→ Given instruction: In the listing below, find every line containing "source" and copy it out.

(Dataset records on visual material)
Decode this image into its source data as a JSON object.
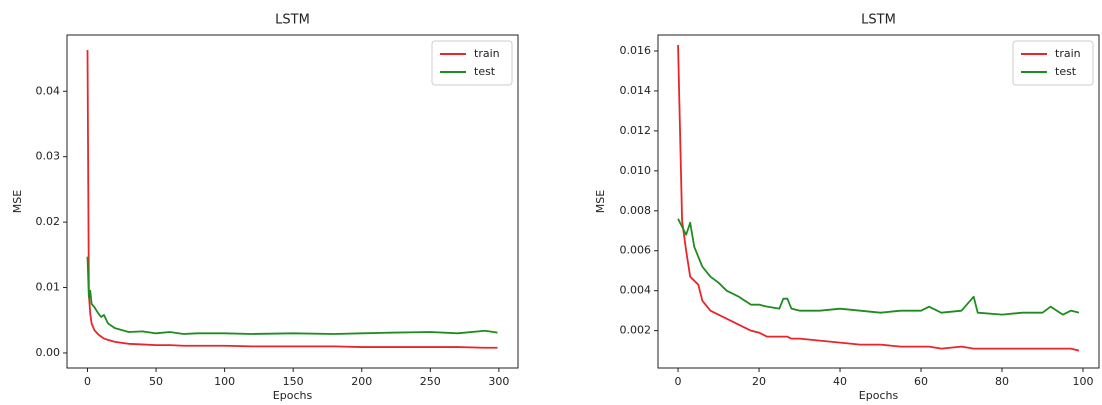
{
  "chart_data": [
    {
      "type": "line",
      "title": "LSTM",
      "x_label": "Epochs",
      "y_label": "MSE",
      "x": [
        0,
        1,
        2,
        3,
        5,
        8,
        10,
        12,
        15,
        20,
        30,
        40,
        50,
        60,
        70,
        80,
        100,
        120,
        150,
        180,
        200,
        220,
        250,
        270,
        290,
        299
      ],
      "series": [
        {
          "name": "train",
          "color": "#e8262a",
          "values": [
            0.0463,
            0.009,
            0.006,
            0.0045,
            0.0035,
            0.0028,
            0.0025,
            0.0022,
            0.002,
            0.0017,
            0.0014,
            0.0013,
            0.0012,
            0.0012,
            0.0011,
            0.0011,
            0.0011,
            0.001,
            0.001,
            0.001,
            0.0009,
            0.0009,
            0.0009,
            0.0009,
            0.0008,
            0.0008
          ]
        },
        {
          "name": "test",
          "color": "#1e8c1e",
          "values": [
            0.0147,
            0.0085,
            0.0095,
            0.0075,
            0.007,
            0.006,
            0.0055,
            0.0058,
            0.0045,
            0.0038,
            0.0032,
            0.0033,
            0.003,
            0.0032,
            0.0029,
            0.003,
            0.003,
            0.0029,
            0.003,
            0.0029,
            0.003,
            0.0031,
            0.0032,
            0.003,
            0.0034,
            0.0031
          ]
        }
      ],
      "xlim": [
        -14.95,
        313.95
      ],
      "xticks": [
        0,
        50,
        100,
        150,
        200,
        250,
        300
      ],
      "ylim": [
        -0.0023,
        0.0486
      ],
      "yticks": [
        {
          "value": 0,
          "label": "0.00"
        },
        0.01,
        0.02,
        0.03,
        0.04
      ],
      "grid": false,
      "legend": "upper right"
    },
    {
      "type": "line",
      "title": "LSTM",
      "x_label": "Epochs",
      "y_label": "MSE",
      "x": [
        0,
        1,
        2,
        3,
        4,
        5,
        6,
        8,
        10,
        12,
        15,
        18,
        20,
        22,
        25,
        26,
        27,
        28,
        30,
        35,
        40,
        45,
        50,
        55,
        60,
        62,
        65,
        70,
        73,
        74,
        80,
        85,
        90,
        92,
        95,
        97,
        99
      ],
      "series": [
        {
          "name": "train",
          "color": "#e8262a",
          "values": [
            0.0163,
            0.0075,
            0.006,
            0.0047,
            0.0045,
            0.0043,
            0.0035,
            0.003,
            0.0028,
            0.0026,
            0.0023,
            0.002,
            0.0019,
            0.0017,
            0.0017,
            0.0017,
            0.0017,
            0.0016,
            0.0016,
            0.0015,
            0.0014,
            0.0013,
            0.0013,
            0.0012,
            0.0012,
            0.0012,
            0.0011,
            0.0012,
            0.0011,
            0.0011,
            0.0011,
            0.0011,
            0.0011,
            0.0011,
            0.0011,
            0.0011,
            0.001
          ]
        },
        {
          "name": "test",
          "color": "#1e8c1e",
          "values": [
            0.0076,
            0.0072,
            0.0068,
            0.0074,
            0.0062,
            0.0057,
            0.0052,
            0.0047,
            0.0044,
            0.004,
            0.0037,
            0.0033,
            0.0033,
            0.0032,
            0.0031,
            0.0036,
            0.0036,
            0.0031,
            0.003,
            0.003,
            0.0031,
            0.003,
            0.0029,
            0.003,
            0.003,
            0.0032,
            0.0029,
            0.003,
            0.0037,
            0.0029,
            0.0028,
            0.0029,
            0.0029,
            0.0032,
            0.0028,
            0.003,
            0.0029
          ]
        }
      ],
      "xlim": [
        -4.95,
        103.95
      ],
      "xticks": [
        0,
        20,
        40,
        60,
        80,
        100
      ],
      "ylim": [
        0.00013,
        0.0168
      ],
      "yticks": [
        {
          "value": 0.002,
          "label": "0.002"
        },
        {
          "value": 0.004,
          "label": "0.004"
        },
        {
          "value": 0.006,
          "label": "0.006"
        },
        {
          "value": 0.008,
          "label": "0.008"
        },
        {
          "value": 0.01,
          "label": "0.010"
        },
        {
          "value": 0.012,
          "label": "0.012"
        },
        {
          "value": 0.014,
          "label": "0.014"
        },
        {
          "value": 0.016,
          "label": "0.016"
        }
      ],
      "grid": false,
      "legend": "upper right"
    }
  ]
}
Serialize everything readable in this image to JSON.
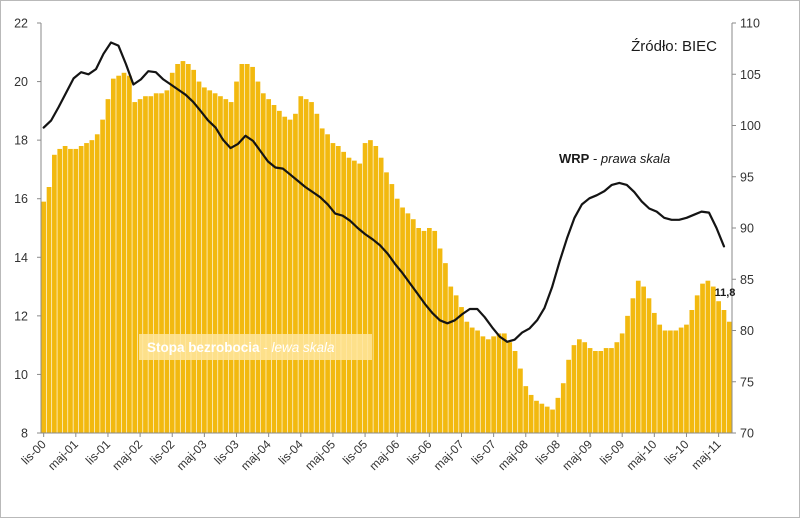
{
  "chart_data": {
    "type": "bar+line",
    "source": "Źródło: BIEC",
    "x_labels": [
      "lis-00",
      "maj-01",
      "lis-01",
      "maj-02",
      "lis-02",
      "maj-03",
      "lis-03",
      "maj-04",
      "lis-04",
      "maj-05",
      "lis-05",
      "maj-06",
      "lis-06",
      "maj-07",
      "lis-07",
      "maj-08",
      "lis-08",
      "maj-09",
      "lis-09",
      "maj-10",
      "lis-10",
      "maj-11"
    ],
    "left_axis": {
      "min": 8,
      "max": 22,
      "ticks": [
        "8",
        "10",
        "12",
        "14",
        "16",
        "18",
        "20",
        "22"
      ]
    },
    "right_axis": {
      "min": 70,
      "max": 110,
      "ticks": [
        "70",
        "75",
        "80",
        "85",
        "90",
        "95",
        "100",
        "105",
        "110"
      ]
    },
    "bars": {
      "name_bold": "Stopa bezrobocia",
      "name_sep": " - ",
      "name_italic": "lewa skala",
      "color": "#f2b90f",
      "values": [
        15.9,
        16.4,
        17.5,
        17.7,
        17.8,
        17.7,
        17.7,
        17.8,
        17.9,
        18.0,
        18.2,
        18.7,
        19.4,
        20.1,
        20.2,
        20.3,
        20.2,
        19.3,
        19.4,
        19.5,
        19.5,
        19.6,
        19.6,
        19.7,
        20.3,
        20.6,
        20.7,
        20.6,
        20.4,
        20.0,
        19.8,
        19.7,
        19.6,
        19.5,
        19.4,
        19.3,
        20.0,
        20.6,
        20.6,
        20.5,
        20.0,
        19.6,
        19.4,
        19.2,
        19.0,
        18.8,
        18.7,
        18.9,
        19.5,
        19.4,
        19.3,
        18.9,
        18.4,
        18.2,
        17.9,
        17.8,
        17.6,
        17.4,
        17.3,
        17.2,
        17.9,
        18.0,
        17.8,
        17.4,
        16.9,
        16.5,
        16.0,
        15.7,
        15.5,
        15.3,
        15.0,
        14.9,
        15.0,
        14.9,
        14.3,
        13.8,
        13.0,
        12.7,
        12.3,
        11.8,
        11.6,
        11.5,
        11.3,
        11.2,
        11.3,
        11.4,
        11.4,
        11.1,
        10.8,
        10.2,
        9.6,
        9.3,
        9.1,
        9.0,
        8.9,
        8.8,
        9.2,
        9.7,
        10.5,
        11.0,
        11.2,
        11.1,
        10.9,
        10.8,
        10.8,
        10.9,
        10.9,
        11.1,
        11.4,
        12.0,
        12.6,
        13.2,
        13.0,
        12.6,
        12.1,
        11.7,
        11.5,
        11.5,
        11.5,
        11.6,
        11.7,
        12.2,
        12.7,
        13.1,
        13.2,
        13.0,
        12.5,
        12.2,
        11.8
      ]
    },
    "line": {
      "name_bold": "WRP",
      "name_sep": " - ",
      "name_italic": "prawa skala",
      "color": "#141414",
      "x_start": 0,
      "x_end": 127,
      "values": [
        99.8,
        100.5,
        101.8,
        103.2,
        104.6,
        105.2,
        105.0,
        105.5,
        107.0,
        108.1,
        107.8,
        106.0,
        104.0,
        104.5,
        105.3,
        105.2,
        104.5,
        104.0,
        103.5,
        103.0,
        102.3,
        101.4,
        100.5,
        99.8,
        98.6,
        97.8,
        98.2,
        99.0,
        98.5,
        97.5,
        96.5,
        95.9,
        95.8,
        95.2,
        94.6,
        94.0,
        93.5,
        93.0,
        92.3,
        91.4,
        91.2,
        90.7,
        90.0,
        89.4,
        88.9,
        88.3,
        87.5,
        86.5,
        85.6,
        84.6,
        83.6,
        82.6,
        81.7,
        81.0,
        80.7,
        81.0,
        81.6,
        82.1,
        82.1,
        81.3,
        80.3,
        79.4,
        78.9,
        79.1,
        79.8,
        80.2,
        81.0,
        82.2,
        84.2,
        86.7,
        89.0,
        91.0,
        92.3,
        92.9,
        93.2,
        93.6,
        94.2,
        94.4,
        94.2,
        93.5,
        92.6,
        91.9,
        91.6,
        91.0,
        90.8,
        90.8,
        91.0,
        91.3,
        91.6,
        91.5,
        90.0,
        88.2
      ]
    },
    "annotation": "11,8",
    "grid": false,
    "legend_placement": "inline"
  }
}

→ The output:
Decode this image into its source data as a JSON object.
    "source": "Źródło: BIEC",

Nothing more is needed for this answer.